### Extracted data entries
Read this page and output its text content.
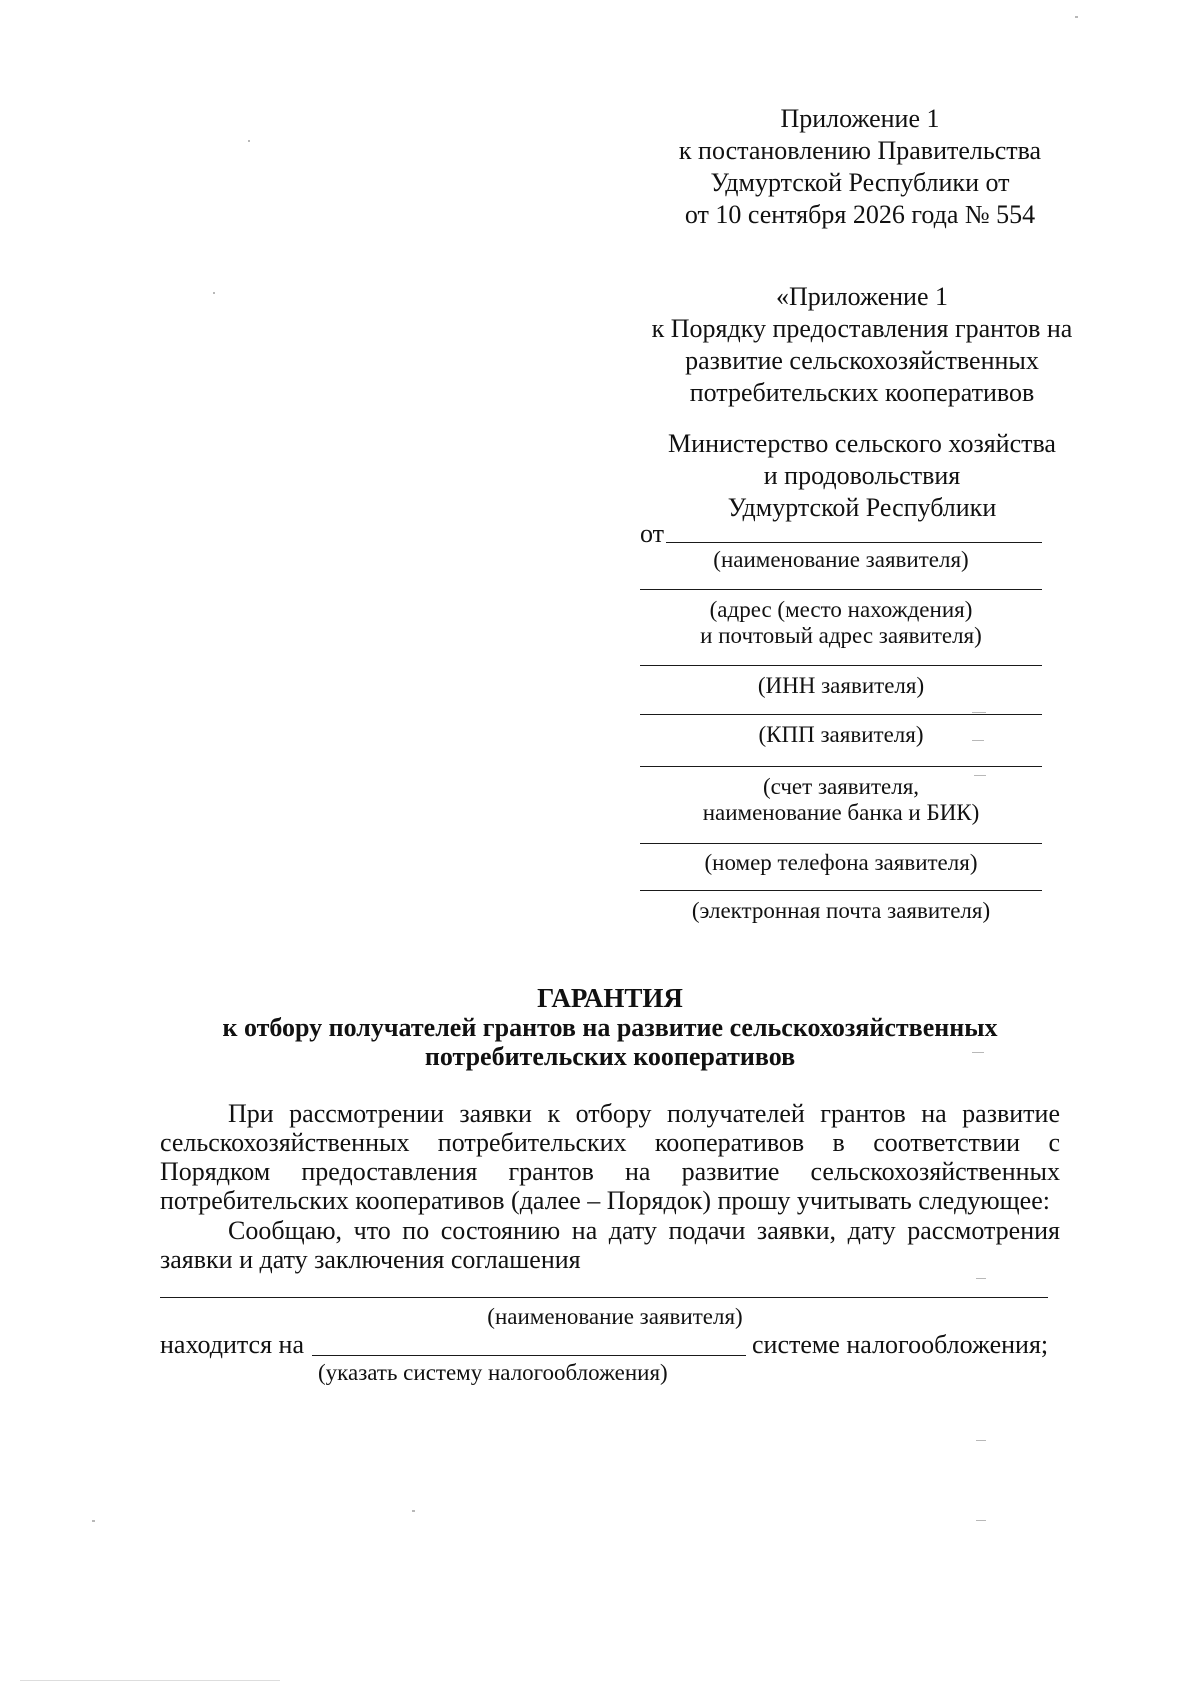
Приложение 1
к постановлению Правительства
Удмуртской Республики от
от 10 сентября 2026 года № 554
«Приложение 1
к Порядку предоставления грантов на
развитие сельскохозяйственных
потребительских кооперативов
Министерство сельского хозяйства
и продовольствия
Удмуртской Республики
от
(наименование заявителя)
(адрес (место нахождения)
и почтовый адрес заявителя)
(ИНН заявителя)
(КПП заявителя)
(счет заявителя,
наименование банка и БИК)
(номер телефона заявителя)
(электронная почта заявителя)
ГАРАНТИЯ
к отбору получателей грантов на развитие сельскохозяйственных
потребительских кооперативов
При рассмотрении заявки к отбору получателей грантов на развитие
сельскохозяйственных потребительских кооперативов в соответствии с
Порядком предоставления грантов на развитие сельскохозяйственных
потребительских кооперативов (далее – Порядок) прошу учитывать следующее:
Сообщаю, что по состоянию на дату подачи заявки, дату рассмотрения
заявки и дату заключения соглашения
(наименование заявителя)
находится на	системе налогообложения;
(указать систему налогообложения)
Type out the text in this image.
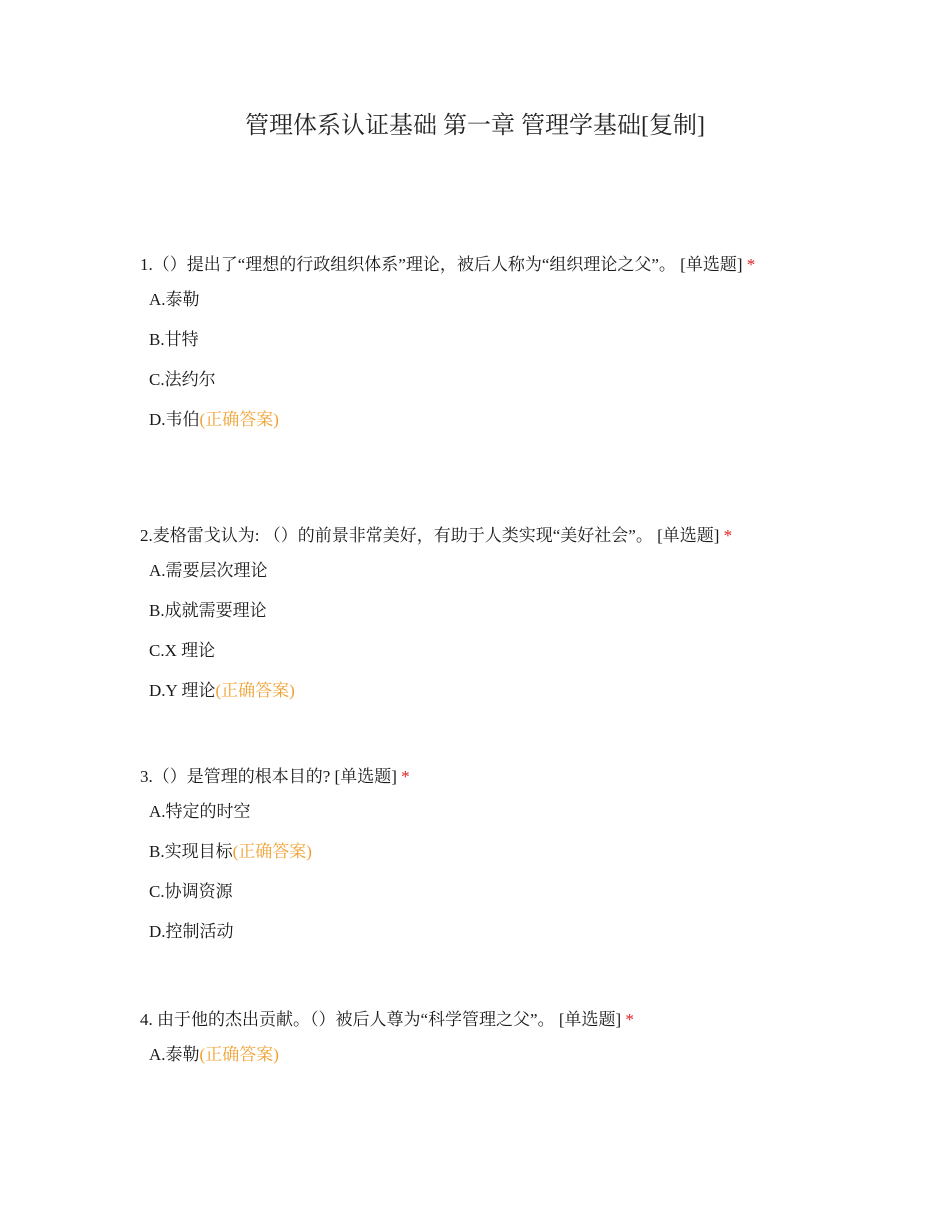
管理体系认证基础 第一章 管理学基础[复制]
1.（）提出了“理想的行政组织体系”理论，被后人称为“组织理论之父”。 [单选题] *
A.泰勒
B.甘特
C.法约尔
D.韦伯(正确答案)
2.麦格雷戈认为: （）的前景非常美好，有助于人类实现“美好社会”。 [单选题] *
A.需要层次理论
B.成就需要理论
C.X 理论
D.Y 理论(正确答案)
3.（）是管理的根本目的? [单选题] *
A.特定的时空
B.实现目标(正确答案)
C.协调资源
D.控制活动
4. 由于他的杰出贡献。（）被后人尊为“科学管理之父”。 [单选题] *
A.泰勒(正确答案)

### The request
All the records above need to be given again word for word. Skip the pictures.

### Solved exercise
Read this page and output its text content.
Приложение 1
к постановлению Правительства
Удмуртской Республики от
от 10 сентября 2026 года № 554
«Приложение 1
к Порядку предоставления грантов на
развитие сельскохозяйственных
потребительских кооперативов
Министерство сельского хозяйства
и продовольствия
Удмуртской Республики
от
(наименование заявителя)
(адрес (место нахождения)
и почтовый адрес заявителя)
(ИНН заявителя)
(КПП заявителя)
(счет заявителя,
наименование банка и БИК)
(номер телефона заявителя)
(электронная почта заявителя)
ГАРАНТИЯ
к отбору получателей грантов на развитие сельскохозяйственных
потребительских кооперативов
При рассмотрении заявки к отбору получателей грантов на развитие
сельскохозяйственных потребительских кооперативов в соответствии с
Порядком предоставления грантов на развитие сельскохозяйственных
потребительских кооперативов (далее – Порядок) прошу учитывать следующее:
Сообщаю, что по состоянию на дату подачи заявки, дату рассмотрения
заявки и дату заключения соглашения
(наименование заявителя)
находится на	системе налогообложения;
(указать систему налогообложения)
Type out the text in this image.
管理体系认证基础 第一章 管理学基础[复制]
1.（）提出了“理想的行政组织体系”理论，被后人称为“组织理论之父”。 [单选题] *
A.泰勒
B.甘特
C.法约尔
D.韦伯(正确答案)
2.麦格雷戈认为: （）的前景非常美好，有助于人类实现“美好社会”。 [单选题] *
A.需要层次理论
B.成就需要理论
C.X 理论
D.Y 理论(正确答案)
3.（）是管理的根本目的? [单选题] *
A.特定的时空
B.实现目标(正确答案)
C.协调资源
D.控制活动
4. 由于他的杰出贡献。（）被后人尊为“科学管理之父”。 [单选题] *
A.泰勒(正确答案)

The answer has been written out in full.